■ QUOTED PASSAGE
Saturday, 22 September 2018 | Bindu Dalmia

Barriers to universal financial access

As we near the goal of universal financial access, there is a need to bridge the inequality gap. Ensuring financial literacy and subsequent inclusion can unleash the untapped potential at the bottom of the pyramid, leading to a less-cash economy

The World Bank Group has put forward an ambitious global goal to reach Universal Financial Access (UFA) by 2020, as financial literacy and financial inclusion has now become the topmost priority for policymakers, regulators and development agencies, globally. The UFA goal is that by 2020, adults who currently aren’t a part of the formal financial system, must have access to a bank account to transact money, which becomes the basic building block to manage their financial lives.

The Prime Minister’s Dhan Jan Yojana achieved a remarkable feat by bringing 80 per cent of the population into mainstream banking. But subsequently, most accounts have remained passive, with an average of three transactions a year. This because around 76 per cent of India’s adult population does not understand even basic financial concepts.

For increased economic participation, the spread of financial literacy is the primary enabler of financial inclusion — both are twin pillars in mitigation of poverty. Only by working jointly on both aspects can we herald the next revolution of prosperity and growth for India in the 21st century by enhancing scope for banking, insurance, mutual fund industry and housing for all. All four services are interlinked to financial inclusion, as also are growth propellers of the economy, which have their own multiplier effect in adding close to a percentage point to the gross domestic product (GDP). This can happen only when people are financially literate and begin to make informed investment choices.

However, financial literacy, the first prerequisite for financial inclusion, is where India lags behind as most women remain financially illiterate. As International Monetary Fund (IMF) chief Christine Lagarde said: “It’s now a proven fact, when women do better, economies do better.” There exists an ocean of untapped opportunities in India to expand the scope of financial inclusion and financial literacy for women across all demographic strata, albeit, the spread of literary cannot be confined to being gender-specific.

■ ENTRIES SHOWN
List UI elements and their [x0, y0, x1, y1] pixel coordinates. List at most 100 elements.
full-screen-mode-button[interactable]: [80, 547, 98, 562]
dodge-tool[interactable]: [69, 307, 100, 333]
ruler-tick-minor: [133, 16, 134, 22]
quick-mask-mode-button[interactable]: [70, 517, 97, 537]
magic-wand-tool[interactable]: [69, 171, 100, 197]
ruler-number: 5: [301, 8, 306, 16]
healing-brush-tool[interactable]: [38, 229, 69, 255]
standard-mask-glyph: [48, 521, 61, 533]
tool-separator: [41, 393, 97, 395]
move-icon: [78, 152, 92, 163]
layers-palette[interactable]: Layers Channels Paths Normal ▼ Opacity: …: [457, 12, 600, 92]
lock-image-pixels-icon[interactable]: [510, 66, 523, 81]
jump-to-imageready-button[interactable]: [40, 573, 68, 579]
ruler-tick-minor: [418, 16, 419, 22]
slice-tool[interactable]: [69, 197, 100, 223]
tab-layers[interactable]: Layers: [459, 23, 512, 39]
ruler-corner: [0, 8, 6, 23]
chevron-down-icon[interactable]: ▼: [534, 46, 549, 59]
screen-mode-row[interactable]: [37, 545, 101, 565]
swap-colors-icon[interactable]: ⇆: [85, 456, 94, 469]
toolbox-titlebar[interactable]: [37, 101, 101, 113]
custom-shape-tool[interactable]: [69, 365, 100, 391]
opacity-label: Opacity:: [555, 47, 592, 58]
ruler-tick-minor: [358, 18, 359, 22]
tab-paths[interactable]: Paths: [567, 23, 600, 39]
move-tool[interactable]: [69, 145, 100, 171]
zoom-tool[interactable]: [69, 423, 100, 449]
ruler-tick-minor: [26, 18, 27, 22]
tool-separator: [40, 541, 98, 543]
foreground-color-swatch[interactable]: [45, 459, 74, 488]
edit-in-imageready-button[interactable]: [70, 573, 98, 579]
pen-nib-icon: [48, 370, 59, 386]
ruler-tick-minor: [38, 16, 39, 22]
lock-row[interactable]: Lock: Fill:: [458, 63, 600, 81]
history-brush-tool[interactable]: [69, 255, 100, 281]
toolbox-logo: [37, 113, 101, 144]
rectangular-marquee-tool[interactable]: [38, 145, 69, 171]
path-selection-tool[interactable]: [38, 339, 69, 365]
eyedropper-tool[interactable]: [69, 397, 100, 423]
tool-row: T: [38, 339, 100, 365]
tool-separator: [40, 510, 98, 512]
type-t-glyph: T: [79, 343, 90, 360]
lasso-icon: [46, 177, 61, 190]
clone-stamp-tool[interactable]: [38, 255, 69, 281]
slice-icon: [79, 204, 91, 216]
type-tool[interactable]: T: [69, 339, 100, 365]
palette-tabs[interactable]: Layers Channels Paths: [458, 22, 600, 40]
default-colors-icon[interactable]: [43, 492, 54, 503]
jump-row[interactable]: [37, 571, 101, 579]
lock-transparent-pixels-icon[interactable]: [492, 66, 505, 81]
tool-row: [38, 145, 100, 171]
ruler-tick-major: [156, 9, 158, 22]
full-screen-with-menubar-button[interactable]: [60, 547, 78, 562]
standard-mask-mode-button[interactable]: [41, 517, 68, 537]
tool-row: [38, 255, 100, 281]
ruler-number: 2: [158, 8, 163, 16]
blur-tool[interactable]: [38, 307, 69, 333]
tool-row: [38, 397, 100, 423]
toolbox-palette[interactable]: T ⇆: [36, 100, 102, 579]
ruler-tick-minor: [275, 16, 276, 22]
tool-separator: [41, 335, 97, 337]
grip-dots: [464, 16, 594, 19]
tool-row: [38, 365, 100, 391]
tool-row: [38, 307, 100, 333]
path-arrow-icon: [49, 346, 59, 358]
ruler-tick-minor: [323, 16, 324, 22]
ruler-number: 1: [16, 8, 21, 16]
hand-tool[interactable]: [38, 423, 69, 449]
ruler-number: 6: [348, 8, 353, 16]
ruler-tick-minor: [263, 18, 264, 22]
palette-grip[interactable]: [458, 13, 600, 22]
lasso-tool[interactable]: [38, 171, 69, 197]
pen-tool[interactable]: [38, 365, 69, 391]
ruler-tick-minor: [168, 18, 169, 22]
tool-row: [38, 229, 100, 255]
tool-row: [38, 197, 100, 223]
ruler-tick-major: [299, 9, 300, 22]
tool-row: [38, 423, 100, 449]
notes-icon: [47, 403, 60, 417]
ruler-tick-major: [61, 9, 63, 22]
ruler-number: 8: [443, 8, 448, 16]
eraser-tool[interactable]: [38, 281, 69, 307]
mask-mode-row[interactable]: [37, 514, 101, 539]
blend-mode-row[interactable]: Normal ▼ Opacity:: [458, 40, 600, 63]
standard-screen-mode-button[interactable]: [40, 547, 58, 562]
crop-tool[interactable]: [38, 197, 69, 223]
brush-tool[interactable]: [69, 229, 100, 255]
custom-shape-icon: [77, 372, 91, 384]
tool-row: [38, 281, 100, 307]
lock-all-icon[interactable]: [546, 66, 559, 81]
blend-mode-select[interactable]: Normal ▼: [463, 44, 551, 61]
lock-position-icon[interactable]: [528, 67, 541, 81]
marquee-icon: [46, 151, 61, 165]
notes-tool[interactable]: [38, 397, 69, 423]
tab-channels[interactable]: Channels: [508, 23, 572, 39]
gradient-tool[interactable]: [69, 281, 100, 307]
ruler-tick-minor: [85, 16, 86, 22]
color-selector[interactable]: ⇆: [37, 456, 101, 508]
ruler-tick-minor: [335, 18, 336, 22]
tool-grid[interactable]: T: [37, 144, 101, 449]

■ DO THIS
Switch "twin pillars" to "two cornerstones" in the financial access article, and write out the text starting with "For increased economic" and going on through "informed investment choices.".

■ RESULT OF THE TASK
For increased economic participation, the spread of financial literacy is the primary enabler of financial inclusion — both are two cornerstones in mitigation of poverty. Only by working jointly on both aspects can we herald the next revolution of prosperity and growth for India in the 21st century by enhancing scope for banking, insurance, mutual fund industry and housing for all. All four services are interlinked to financial inclusion, as also are growth propellers of the economy, which have their own multiplier effect in adding close to a percentage point to the gross domestic product (GDP). This can happen only when people are financially literate and begin to make informed investment choices.